Exercise requirements:
• 1. According to the passage about Ruth Gruener, on what date did she pass away?
• 2. List every date or year that appears in the passage about Ruth Gruener.

Passage provided:
- - - - - - -
The Jewish Foundation for the Righteous presented a video titled “JFR Reunion 2005: A Story of Moral Courage,” which is now available on YouTube in 2 parts (JFR Reunion Part 1 & JFR Reunion Part 2). In the video, Ruth Gruener shares her experiences in hiding from the Nazis during the Third Reich. Gruener used to go to schools in the New York area to teach people of how the Jews were resilient and her experiences. Gruener has been sharing her story about how the Christian family took her in and hid her from the Nazis. In the videos, Ruth Gruener is reunited with Joanna Szczygiel; a member of the family who saved her from certain death. Mrs. Gruener goes as far as to call Joanna her “sister,” for the experience that they shared with one another. Fortunately, I personally met Mrs. Gruener in October 2019 when she came to speak at Kean University. Ruth Gruener spoke at Kean University with some regularity, even during the Covid 19 pandemic, Mrs. Gruener spoke to audiences over Zoom. Unfortunately, Ruth Gruener recently passed away on September 29th, 2021 (Ruth Gruener Memorial). Much like in the video, she shared with us her stories about her family’s candy store and the generosity that she experienced from the Szczygiel family.
- - - - - - -
Extracted material:
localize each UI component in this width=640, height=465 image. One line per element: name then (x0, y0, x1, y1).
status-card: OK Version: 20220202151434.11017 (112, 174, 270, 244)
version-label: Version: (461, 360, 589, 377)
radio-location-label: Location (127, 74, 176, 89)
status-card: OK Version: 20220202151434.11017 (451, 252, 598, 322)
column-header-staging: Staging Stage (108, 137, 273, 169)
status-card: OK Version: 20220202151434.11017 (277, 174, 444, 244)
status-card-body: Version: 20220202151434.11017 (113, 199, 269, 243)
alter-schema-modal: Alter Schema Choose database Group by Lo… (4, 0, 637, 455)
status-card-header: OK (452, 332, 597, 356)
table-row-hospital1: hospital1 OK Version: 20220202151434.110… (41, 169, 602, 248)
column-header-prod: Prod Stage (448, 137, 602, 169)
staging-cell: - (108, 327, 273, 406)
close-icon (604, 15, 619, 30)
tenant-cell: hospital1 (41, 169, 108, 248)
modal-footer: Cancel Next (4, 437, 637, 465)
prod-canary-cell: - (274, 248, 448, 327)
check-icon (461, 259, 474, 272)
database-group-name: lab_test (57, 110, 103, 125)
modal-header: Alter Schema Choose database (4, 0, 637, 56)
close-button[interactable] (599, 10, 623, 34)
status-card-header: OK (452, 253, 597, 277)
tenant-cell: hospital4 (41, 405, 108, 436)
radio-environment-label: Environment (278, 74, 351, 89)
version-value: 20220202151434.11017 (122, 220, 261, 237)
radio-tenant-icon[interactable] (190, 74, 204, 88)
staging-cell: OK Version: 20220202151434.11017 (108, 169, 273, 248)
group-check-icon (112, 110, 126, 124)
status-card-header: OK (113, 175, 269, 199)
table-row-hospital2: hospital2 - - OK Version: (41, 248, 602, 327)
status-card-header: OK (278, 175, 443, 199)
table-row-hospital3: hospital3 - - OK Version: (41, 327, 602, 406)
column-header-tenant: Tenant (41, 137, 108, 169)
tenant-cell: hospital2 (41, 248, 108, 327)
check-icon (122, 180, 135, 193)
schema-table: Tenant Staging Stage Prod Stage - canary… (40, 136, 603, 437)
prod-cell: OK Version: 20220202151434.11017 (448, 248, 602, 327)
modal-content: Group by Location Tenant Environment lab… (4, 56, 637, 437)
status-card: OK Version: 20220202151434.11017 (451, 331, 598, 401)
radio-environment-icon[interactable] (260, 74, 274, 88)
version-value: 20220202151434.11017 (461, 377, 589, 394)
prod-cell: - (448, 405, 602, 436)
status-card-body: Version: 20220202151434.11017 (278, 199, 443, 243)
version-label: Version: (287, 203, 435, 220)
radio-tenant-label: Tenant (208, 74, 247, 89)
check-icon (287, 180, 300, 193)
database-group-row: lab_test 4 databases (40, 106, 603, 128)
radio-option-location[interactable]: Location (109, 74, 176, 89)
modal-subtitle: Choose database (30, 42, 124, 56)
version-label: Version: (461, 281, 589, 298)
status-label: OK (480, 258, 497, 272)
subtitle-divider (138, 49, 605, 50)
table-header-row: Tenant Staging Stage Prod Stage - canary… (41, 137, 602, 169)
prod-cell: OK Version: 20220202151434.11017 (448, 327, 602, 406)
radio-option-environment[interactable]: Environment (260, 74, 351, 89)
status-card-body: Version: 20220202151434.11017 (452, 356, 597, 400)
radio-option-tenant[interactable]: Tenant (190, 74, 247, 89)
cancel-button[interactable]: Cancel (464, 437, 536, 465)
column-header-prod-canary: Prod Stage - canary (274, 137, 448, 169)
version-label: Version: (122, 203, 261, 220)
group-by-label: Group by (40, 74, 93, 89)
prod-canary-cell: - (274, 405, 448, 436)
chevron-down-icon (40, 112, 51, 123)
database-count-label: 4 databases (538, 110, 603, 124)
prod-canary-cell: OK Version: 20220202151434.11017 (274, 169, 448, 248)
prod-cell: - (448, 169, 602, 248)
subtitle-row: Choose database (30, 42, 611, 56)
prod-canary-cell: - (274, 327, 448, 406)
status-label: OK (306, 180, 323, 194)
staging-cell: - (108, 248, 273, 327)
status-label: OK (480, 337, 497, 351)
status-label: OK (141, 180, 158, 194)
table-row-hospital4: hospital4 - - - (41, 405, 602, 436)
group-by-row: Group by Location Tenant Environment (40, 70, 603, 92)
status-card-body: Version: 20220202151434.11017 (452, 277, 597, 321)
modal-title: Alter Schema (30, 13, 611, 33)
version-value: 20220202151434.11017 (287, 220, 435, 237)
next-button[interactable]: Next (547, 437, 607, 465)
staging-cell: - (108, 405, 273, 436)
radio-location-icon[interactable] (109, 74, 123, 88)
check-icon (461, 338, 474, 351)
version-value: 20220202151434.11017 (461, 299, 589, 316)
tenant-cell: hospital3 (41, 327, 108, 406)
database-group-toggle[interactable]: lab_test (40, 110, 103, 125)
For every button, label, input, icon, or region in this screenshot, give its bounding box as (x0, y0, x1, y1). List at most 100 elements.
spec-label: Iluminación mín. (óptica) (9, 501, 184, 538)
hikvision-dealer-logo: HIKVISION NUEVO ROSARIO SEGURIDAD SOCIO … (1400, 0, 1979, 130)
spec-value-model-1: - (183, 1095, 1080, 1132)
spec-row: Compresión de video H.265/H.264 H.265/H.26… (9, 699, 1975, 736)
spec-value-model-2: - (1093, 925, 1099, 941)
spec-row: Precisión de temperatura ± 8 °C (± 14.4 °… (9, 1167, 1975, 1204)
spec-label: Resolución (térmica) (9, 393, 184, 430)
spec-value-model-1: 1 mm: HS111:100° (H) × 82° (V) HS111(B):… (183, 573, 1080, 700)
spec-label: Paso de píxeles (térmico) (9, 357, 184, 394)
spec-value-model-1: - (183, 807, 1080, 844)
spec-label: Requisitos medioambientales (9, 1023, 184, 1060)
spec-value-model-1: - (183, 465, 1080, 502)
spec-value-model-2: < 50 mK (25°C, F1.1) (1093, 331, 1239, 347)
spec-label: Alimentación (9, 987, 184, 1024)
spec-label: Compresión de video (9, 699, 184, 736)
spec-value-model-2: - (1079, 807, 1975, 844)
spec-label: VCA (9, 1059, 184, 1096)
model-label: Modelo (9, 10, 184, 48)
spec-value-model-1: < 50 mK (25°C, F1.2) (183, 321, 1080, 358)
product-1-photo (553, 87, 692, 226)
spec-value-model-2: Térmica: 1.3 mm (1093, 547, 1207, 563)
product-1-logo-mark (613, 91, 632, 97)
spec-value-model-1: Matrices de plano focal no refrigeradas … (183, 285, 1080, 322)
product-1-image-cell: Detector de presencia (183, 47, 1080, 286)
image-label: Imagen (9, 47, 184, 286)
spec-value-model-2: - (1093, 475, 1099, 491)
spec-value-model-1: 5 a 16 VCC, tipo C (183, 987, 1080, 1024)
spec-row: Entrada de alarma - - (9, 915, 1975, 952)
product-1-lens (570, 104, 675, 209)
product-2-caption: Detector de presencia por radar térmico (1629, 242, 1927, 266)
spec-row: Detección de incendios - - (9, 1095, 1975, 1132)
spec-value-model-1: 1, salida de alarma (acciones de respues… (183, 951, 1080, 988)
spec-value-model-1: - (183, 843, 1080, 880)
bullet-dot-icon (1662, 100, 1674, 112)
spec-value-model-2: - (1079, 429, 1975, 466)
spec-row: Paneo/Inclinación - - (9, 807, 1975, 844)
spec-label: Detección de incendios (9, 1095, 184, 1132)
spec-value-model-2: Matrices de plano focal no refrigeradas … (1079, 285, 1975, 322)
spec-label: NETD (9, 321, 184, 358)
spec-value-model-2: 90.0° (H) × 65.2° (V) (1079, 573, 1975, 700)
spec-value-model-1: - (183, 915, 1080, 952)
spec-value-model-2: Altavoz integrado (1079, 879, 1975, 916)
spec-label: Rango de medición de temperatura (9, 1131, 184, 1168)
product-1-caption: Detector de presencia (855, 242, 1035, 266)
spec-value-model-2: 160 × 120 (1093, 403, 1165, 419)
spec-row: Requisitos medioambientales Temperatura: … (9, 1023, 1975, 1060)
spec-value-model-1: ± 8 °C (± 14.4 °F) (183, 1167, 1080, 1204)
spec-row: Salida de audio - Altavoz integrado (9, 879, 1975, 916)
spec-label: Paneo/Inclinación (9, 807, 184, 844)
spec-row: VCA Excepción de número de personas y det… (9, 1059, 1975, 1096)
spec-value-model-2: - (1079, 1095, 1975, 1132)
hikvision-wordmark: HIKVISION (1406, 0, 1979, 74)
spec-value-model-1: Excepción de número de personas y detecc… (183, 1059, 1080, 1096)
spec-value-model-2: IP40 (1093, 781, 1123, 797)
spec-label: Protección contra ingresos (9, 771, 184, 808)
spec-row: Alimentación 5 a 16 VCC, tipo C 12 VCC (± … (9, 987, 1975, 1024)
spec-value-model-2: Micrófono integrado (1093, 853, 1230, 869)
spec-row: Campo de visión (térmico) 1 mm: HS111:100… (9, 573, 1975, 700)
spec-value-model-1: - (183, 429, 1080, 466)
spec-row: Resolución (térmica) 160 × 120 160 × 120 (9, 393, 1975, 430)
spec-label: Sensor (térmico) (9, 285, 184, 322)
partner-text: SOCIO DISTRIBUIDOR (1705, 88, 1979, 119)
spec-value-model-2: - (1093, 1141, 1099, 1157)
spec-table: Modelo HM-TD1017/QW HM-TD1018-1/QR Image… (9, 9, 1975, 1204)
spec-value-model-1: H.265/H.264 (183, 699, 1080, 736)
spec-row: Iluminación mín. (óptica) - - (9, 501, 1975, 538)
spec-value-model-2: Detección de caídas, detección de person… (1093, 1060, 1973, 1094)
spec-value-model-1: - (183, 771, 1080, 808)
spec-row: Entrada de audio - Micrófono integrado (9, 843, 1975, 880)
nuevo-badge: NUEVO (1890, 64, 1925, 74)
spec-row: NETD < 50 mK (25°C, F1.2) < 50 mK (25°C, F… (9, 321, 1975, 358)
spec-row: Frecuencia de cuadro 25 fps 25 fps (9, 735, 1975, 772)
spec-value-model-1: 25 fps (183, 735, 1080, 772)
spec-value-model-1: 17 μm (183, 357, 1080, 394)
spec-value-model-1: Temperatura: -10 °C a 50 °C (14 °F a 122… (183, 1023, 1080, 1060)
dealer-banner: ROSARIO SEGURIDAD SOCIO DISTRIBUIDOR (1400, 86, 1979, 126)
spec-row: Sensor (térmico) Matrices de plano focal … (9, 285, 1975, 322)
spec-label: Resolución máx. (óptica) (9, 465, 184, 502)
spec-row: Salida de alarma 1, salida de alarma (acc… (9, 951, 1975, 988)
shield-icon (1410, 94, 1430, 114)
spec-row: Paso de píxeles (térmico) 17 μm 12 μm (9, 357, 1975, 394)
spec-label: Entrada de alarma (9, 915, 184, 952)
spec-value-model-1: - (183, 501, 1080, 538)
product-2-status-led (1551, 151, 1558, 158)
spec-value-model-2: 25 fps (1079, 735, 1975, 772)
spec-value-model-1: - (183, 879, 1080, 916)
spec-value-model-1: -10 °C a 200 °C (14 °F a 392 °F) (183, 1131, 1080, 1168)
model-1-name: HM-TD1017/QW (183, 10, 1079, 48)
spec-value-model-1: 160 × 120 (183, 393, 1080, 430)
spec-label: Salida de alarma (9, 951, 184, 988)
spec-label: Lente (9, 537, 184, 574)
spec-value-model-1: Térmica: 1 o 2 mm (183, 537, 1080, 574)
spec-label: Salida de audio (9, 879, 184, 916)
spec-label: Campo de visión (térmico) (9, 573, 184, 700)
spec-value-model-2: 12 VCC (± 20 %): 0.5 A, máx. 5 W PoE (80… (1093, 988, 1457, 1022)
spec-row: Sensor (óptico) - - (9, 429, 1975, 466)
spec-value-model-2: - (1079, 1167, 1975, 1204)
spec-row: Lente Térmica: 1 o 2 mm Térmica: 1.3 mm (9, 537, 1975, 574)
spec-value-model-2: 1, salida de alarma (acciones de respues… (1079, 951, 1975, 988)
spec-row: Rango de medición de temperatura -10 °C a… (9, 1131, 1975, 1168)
- - - - - - -
Expected results:
• 1. September 29th, 2021

• 2.
- 2005
- October 2019
- September 29th, 2021